• _TEXT TO READ_
......

Waldron v. Moore-McCormack Lines, Inc.

PETITIONER: Waldron
RESPONDENT: Moore-McCormack Lines, Inc.
LOCATION: Alhambra police station

DOCKET NO.: 233
DECIDED BY: Warren Court (1965-1967)
LOWER COURT: United States Court of Appeals for the Second Circuit

CITATION: 386 US 724 (1967)
ARGUED: Mar 13, 1967
DECIDED: May 08, 1967

Facts of the case

Question

Media for Waldron v. Moore-McCormack Lines, Inc.

Audio Transcription for Oral Argument - March 13, 1967 in Waldron v. Moore-McCormack Lines, Inc.

Earl Warren:

James J.Waldron, Petitioner, versus Moore McCormack Lines.

Mr. Friedman.

Theodore H. Friedman:

May it please the Mr. Chief Justice and the Court.

This maritime action arises in grant a certiorari from the Second Circuit following a trial in the Southern District of New York.

During the course of which or at the close of which, after all the evidence was in, the trial court determined to dismiss a portion of the seaman's claim and to refuse to permit the jury to pass upon it.

And that specific claim is what is before the Court now, and that is whether the fact as was demonstrated by fact testimony and expert testimony that there were an insufficient number of men provided for a particular test aboard the ship at the particular time and place the job function was to be carried out was within the reach and doctrine scope of the concept of unseaworthiness.

......

• _WORK TO COMPLETE_
**A)** In the oral argument transcript, restate the passage that begins at the words "James J.Waldron, Petitioner, versus" and stops after "concept of unseaworthiness.", with "trial court" replaced by "district court".
**B)** List every field label in the case page's header that stands above the CITATION line.

• _PROVIDED MATERIAL_
......

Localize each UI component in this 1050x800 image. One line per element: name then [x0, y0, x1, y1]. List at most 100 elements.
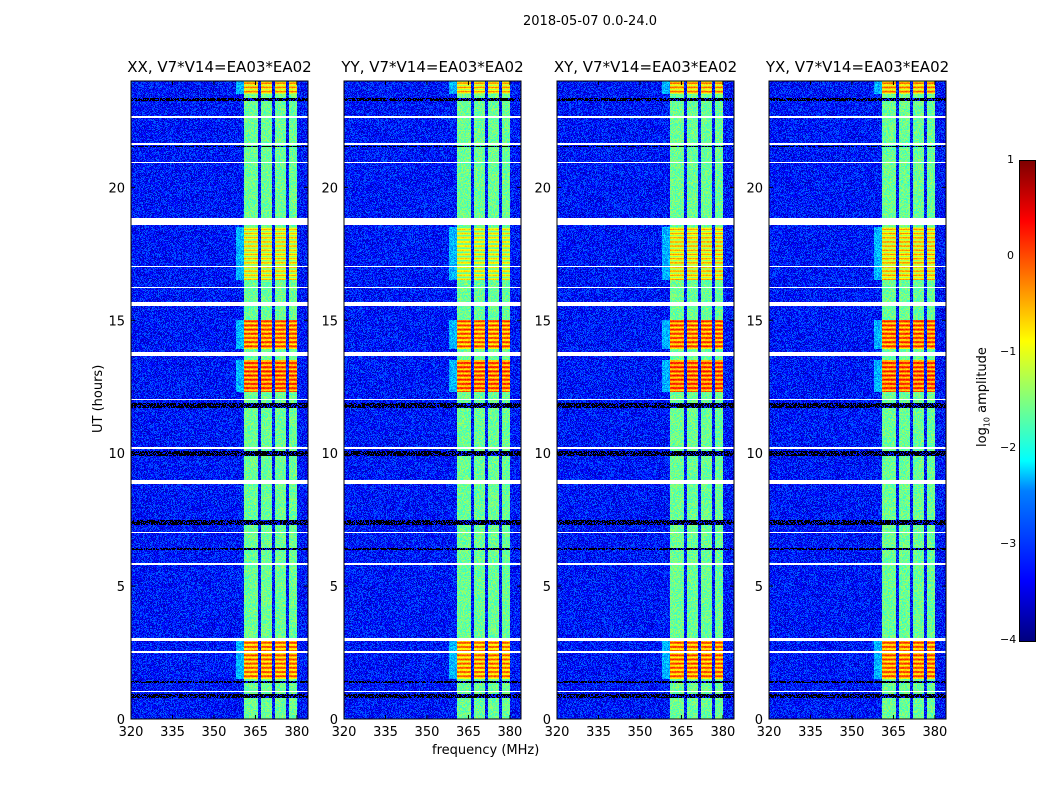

......

• _RESULTS BY TASK_
**A)**
James J.Waldron, Petitioner, versus Moore McCormack Lines.

Mr. Friedman.

Theodore H. Friedman:

May it please the Mr. Chief Justice and the Court.

This maritime action arises in grant a certiorari from the Second Circuit following a trial in the Southern District of New York.

During the course of which or at the close of which, after all the evidence was in, the district court determined to dismiss a portion of the seaman's claim and to refuse to permit the jury to pass upon it.

And that specific claim is what is before the Court now, and that is whether the fact as was demonstrated by fact testimony and expert testimony that there were an insufficient number of men provided for a particular test aboard the ship at the particular time and place the job function was to be carried out was within the reach and doctrine scope of the concept of unseaworthiness.

**B)** PETITIONER, RESPONDENT, LOCATION, DOCKET NO., DECIDED BY, LOWER COURT